__Goal of the exercise__: Pull out every line of the listing below where "Tickets" appears.

__Provided records__:
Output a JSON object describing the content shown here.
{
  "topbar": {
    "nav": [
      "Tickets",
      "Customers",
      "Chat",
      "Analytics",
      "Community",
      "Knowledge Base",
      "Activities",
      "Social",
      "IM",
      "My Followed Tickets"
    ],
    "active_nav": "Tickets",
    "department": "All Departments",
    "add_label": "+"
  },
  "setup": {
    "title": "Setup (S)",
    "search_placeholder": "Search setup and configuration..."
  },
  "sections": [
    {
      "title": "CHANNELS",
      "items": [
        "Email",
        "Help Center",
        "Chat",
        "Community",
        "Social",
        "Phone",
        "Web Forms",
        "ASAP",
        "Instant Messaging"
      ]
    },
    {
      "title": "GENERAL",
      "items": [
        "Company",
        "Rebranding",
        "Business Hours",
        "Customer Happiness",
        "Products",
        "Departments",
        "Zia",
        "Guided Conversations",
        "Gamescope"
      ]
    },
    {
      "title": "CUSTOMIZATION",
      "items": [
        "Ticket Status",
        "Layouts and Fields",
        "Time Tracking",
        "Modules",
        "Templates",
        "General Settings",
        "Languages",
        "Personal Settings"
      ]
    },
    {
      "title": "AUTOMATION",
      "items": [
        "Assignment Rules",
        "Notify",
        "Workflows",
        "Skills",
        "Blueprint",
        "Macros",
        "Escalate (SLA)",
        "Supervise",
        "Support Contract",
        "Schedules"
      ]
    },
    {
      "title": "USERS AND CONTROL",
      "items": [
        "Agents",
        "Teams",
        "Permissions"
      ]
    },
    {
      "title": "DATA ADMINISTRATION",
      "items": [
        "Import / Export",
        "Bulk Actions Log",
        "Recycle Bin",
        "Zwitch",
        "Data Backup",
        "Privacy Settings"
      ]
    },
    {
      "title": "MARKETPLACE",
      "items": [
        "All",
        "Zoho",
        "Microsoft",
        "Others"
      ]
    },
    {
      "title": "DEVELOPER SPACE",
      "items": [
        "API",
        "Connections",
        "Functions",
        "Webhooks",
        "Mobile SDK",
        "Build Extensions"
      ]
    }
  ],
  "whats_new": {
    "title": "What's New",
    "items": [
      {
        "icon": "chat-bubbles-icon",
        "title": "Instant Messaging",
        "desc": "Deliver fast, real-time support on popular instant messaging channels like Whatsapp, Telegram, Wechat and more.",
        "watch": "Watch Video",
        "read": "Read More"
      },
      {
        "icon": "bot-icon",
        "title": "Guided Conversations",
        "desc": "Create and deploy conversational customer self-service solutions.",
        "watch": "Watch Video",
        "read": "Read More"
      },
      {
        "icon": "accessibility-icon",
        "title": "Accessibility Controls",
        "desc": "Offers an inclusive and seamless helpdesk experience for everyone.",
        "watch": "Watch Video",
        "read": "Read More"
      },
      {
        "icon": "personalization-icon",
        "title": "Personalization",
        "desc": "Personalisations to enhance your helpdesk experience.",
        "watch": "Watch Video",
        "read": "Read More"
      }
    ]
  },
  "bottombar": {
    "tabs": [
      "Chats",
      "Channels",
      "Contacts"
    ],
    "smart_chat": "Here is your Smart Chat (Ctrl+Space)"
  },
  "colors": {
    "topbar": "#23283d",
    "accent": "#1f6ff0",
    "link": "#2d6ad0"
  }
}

__Answer for the task__:
      "Tickets",
      "My Followed Tickets"
    "active_nav": "Tickets",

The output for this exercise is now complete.